▸ **Written problem 1**
Answer each of these from the patch description, one per line:
(a) What new map type does it introduce?
(b) Which syscall supplies the user space event FDs?
(c) How many files were changed in total?
▸ **Written problem 2**
Retype the patch description from "This map only" up to and including "stored in map.".

▸ **Document passage**
=-=-=
Introduce a new bpf map type 'BPF_MAP_TYPE_PERF_EVENT_ARRAY'.
This map only stores the pointer to struct perf_event. The
user space event FDs from perf_event_open() syscall are converted
to the pointer to struct perf_event and stored in map.

Signed-off-by: Kaixu Xia <[email protected]>
---
include/linux/bpf.h | 1 +
include/linux/perf_event.h | 2 ++
include/uapi/linux/bpf.h | 1 +
kernel/bpf/arraymap.c | 55 ++++++++++++++++++++++++++++++++++++++++++++++
kernel/events/core.c | 17 ++++++++++++++
5 files changed, 76 insertions(+)
=-=-=
▸ **Dataset rows**
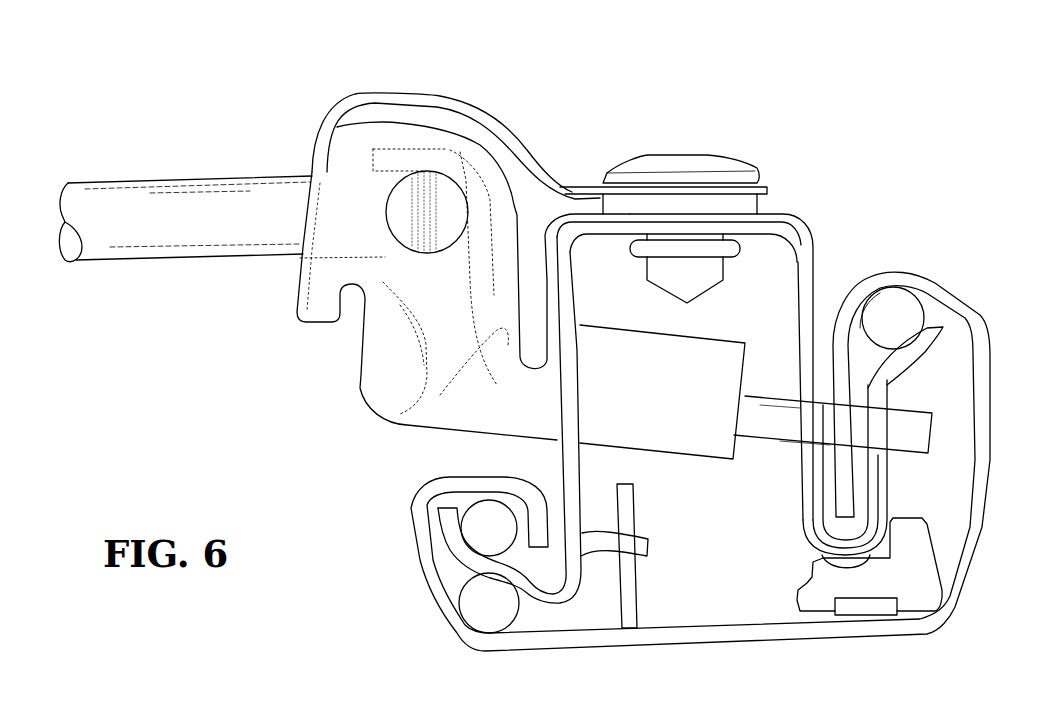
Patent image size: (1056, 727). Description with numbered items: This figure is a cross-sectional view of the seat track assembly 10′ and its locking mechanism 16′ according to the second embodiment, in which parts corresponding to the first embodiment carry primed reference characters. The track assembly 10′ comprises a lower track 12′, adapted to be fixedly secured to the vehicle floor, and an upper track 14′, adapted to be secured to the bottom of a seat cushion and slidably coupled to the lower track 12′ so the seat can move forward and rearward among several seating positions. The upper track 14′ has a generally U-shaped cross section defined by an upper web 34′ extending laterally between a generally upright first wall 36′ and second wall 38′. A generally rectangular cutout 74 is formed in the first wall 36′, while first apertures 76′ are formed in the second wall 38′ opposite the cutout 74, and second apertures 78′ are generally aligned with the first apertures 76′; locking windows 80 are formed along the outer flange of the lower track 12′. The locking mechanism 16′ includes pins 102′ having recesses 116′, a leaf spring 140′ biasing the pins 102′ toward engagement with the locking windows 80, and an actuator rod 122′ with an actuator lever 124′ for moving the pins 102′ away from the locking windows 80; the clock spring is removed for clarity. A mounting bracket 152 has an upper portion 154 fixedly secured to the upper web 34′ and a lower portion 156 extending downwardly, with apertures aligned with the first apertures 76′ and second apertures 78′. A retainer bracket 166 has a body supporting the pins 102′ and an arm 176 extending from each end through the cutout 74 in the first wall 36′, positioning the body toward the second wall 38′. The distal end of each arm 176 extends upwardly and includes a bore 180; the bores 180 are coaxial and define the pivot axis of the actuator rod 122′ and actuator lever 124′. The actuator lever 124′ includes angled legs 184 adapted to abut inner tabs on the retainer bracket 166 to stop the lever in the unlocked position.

The track assembly 10′ is at (957, 162).
The lower track 12′ is at (950, 620).
The upper track 14′ is at (699, 373).
The locking mechanism 16′ is at (206, 352).
The upper web 34′ is at (747, 217).
The first wall 36′ is at (567, 280).
The second wall 38′ is at (812, 260).
The cutout 74 is at (572, 447).
The first apertures 76′ is at (817, 403).
The second apertures 78′ is at (870, 407).
The locking windows 80 is at (800, 447).
The pins 102′ is at (760, 436).
The recesses 116′ is at (830, 407).
The actuator rod 122′ is at (133, 190).
The actuator lever 124′ is at (453, 163).
The leaf spring 140′ is at (447, 98).
The mounting bracket 152 is at (703, 200).
The upper portion 154 is at (577, 187).
The lower portion 156 is at (540, 333).
The retainer bracket 166 is at (363, 370).
The arm 176 is at (667, 455).
The bore 180 is at (387, 193).
The angled legs 184 is at (447, 397).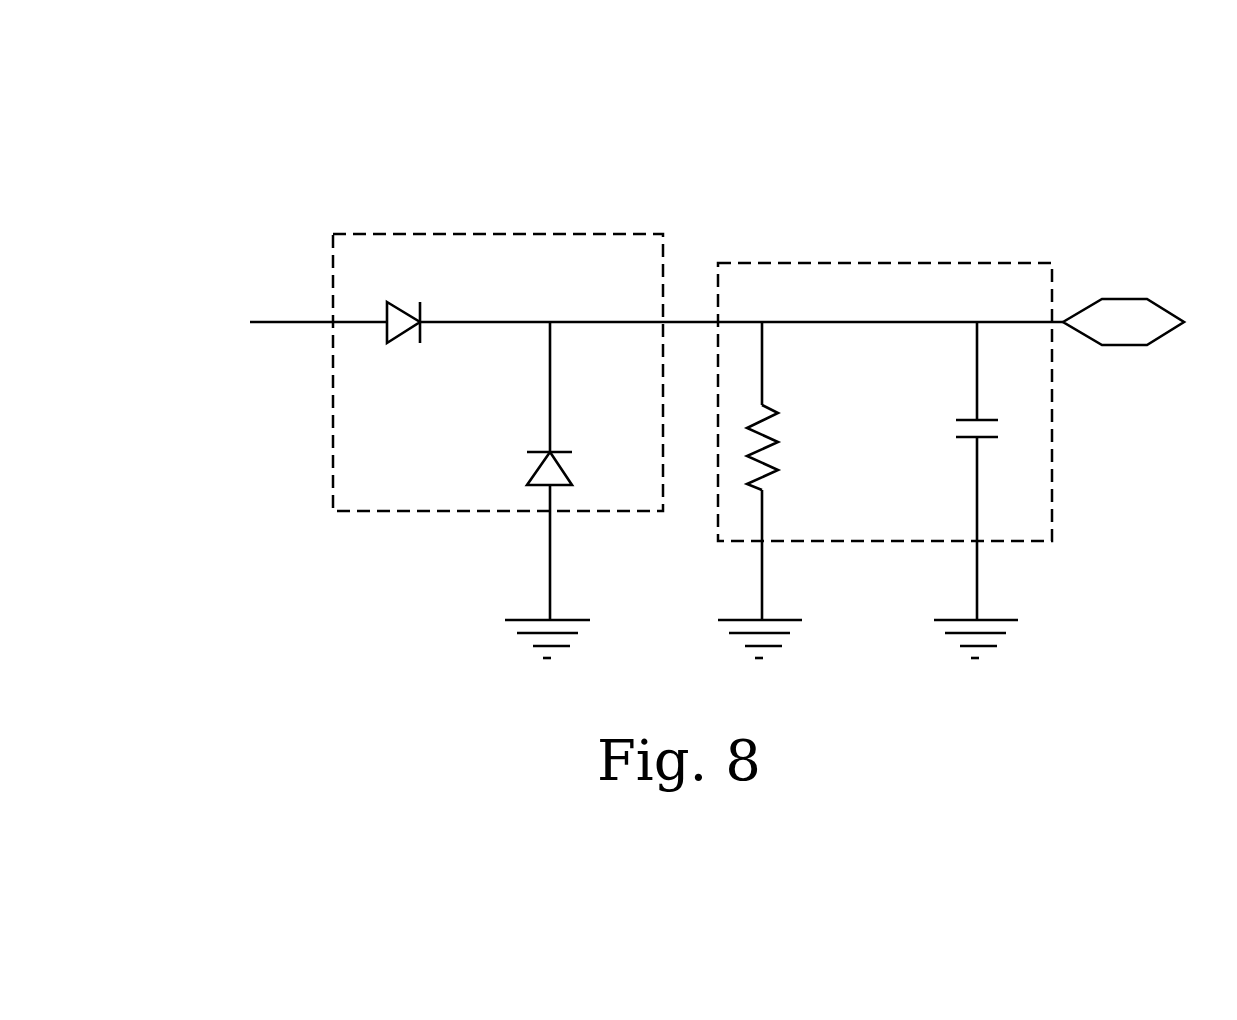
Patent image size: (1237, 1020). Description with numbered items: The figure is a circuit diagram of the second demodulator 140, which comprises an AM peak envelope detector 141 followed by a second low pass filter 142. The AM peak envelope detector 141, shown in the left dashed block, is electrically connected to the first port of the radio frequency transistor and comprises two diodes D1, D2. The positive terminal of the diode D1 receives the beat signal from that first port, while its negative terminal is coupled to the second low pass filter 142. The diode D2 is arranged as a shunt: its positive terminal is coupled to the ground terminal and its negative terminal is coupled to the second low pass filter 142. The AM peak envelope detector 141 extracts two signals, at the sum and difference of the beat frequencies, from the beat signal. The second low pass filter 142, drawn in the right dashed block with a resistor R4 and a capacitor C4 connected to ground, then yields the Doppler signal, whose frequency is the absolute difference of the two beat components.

The second demodulator 140 is at (730, 54).
The AM peak envelope detector 141 is at (360, 233).
The second low pass filter 142 is at (942, 262).
The diode D1 is at (411, 300).
The diode D2 is at (569, 490).
The resistor R4 is at (775, 490).
The capacitor C4 is at (985, 490).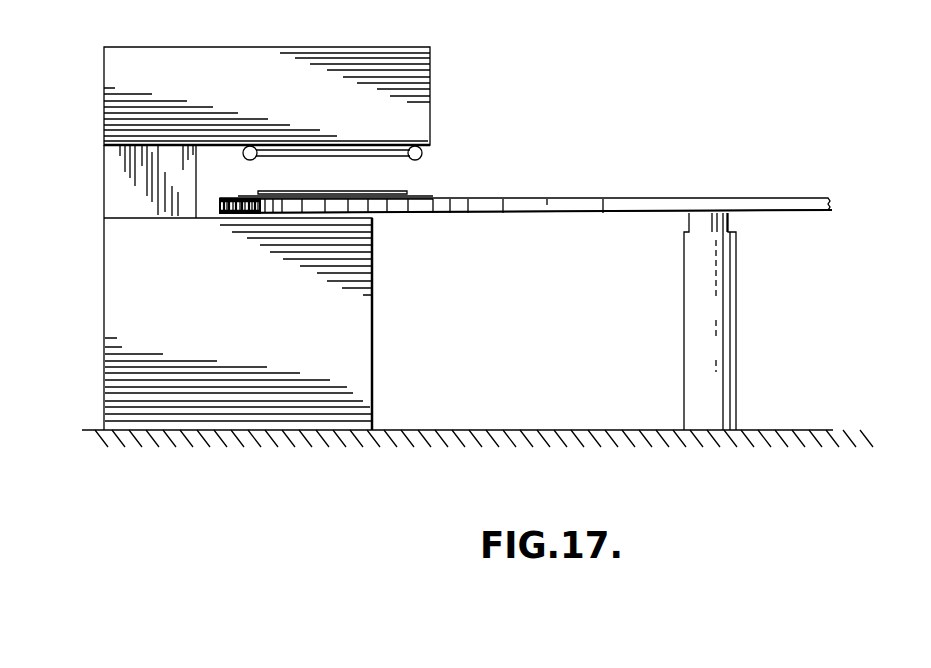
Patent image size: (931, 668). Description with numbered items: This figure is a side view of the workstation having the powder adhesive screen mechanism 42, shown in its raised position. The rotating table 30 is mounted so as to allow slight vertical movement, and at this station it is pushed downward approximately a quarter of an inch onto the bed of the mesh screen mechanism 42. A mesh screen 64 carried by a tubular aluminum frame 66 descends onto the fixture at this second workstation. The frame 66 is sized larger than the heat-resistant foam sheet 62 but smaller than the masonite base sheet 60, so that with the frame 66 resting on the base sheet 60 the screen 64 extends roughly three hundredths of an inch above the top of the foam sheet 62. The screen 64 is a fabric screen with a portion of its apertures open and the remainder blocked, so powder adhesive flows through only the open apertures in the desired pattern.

The table 30 is at (652, 208).
The mesh screen mechanism 42 is at (117, 338).
The masonite base sheet 60 is at (245, 197).
The heat-resistant foam sheet 62 is at (323, 190).
The mesh screen 64 is at (338, 157).
The tubular aluminum frame 66 is at (422, 156).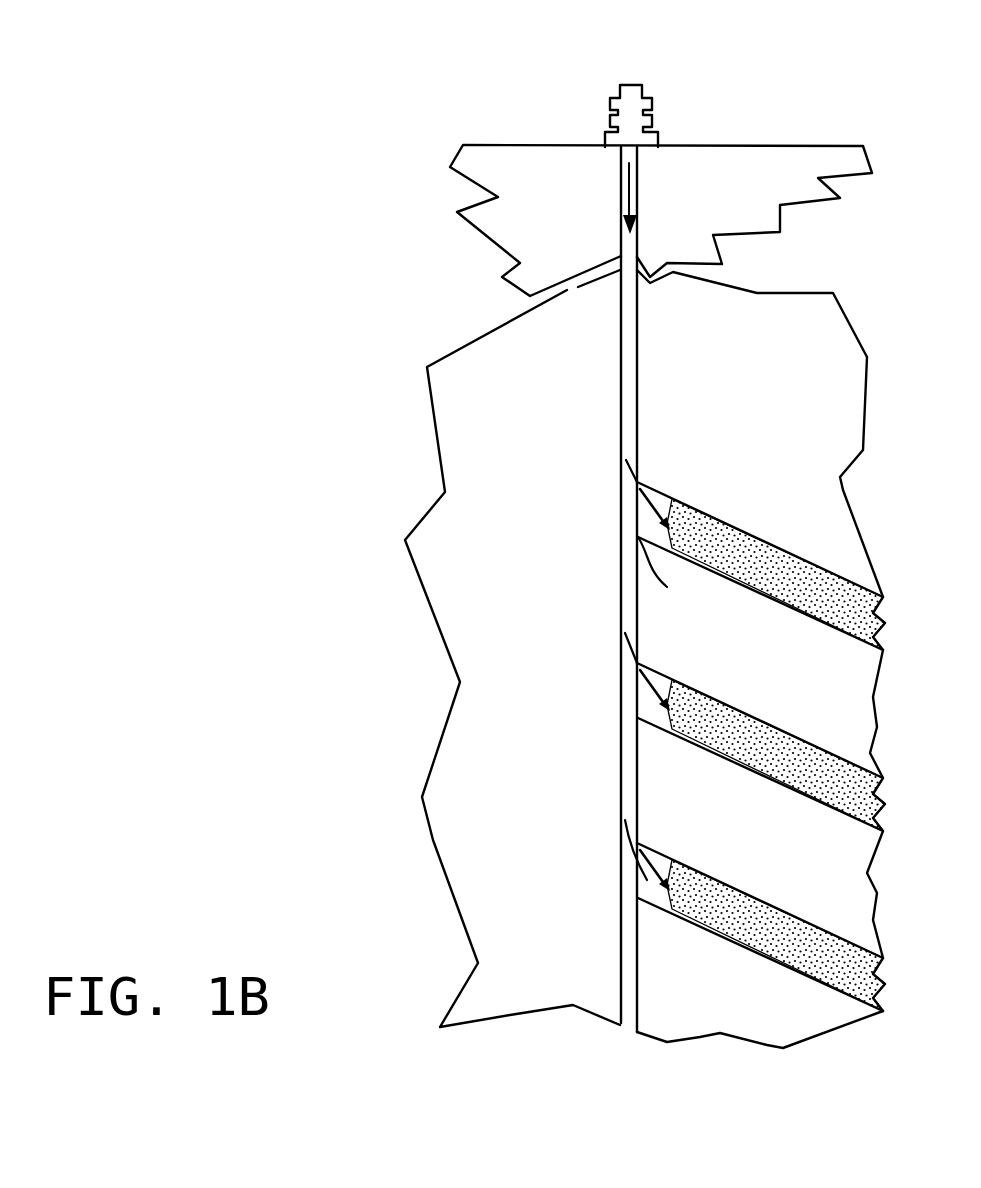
=-=-=
▸ **Final answer 1**
(a) BPF_MAP_TYPE_PERF_EVENT_ARRAY
(b) perf_event_open()
(c) 5

▸ **Final answer 2**
This map only stores the pointer to struct perf_event. The
user space event FDs from perf_event_open() syscall are converted
to the pointer to struct perf_event and stored in map.